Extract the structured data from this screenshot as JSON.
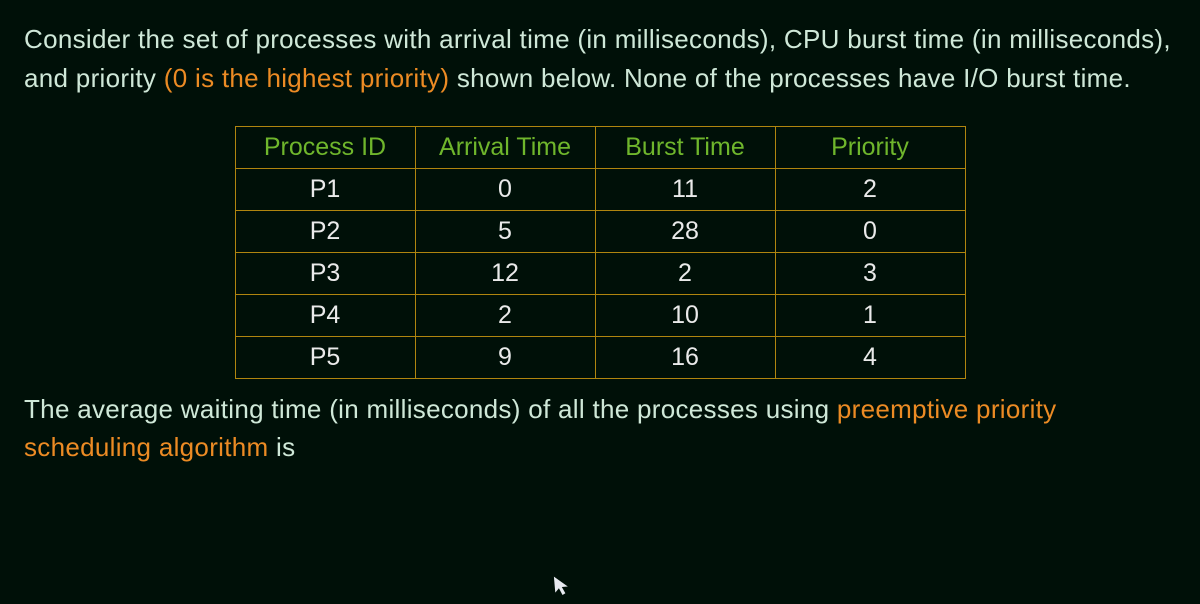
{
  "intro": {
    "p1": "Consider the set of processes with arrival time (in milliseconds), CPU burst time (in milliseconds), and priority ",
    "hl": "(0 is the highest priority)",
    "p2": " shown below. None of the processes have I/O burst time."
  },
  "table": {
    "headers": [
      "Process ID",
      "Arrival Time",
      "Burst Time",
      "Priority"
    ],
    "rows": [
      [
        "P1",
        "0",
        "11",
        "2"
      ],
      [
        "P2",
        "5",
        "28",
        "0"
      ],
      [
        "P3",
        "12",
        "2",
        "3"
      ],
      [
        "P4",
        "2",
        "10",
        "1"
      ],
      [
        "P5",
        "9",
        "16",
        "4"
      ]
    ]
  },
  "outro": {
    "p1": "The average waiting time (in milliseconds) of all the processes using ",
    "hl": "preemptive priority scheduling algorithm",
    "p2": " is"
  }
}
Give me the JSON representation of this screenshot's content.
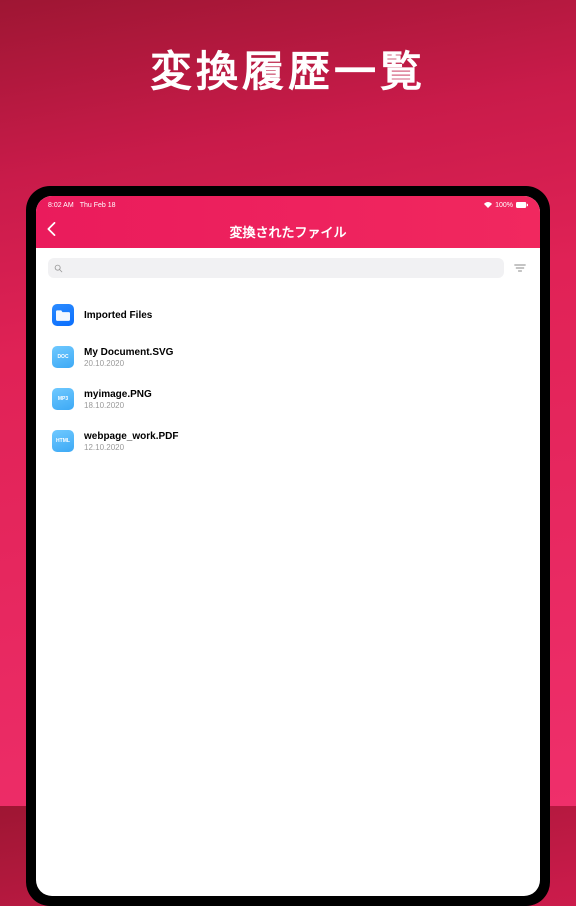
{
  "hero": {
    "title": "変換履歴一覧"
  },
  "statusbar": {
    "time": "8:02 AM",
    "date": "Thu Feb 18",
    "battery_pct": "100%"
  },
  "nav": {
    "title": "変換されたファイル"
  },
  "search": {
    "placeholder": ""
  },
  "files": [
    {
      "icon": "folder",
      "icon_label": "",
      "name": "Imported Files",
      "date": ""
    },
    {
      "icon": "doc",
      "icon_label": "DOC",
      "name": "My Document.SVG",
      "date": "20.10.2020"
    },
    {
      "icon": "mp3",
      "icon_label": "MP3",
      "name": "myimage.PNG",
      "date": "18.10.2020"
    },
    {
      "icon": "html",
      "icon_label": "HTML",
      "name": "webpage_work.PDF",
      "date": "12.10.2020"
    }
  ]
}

**Exercise objective**
Gather each line in the data that holds the string "screenshot".

**Answer for the task**
Extract the structured data from this screenshot as JSON.
Give me the JSON representation of this screenshot's content.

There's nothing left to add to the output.